Gather every line of the records below that contains the string "panel", and copy each such line in full.
■ ■ ■
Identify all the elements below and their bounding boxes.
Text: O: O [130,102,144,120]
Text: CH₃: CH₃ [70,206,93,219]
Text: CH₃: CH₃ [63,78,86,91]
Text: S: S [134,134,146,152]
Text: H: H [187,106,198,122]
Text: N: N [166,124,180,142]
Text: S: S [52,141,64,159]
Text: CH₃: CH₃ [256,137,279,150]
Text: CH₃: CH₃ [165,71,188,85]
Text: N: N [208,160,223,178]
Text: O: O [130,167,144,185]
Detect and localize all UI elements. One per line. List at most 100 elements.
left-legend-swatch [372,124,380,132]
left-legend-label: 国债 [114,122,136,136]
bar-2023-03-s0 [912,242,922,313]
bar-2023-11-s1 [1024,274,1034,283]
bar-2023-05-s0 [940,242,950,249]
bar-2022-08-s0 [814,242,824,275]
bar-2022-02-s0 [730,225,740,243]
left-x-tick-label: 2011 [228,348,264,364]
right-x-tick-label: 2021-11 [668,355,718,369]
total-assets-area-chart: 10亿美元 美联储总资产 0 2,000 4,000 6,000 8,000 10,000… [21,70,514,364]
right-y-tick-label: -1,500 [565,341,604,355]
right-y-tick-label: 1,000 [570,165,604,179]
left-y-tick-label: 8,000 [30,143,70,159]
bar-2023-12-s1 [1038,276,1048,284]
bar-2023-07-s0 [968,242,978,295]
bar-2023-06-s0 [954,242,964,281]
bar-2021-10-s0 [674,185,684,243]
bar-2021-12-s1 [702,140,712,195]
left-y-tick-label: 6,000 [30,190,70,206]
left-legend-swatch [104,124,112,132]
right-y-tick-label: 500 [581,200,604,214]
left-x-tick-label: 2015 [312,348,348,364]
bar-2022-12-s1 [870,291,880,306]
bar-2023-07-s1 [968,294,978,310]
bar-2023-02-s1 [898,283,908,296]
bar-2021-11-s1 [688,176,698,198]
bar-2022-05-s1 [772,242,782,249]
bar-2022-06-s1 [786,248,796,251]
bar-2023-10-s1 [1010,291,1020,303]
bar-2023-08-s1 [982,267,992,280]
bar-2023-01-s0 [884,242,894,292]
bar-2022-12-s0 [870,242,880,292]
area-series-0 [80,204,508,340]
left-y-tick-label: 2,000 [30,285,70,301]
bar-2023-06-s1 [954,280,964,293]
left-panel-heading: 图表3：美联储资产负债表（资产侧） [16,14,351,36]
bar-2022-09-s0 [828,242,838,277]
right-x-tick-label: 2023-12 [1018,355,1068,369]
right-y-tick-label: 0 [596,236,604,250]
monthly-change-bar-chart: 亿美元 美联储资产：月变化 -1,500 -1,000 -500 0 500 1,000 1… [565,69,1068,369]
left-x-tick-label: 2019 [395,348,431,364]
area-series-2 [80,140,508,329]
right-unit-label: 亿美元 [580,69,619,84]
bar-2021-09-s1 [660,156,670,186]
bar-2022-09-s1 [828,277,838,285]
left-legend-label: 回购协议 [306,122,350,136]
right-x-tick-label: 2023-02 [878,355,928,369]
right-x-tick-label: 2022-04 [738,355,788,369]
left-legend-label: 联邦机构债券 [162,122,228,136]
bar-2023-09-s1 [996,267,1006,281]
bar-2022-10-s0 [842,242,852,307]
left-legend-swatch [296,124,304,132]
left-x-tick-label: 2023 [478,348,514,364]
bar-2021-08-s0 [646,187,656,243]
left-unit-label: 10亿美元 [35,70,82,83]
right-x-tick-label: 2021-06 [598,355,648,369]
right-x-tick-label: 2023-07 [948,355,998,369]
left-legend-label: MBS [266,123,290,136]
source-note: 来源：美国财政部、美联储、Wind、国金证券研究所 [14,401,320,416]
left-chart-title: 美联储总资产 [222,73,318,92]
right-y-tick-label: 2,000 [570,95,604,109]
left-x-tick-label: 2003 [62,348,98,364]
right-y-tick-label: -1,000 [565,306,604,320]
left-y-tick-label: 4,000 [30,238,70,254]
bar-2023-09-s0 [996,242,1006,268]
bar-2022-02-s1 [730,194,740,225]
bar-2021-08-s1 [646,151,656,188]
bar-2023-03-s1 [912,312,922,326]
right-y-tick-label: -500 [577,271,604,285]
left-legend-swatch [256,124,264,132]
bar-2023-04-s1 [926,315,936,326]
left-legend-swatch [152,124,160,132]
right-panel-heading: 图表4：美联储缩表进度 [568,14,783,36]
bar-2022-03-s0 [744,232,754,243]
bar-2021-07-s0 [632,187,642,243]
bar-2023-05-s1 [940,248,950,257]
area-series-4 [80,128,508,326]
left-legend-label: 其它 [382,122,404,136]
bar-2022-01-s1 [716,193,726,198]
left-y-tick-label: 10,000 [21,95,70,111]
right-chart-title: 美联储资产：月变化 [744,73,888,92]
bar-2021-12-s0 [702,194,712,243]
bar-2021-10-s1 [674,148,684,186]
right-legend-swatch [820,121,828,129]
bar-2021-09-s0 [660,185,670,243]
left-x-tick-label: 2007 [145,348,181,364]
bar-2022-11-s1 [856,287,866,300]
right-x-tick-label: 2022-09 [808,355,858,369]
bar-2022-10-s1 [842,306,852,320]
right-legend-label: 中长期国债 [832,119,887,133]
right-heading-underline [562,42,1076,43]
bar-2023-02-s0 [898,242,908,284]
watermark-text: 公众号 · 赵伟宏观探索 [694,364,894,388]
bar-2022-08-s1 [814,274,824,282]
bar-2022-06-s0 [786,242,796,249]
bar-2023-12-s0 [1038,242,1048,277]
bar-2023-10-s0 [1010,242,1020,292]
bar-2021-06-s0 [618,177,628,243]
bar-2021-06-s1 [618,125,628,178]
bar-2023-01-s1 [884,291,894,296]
■ ■ ■
THE RESULT:
left-panel-heading: 图表3：美联储资产负债表（资产侧） [16,14,351,36]
right-panel-heading: 图表4：美联储缩表进度 [568,14,783,36]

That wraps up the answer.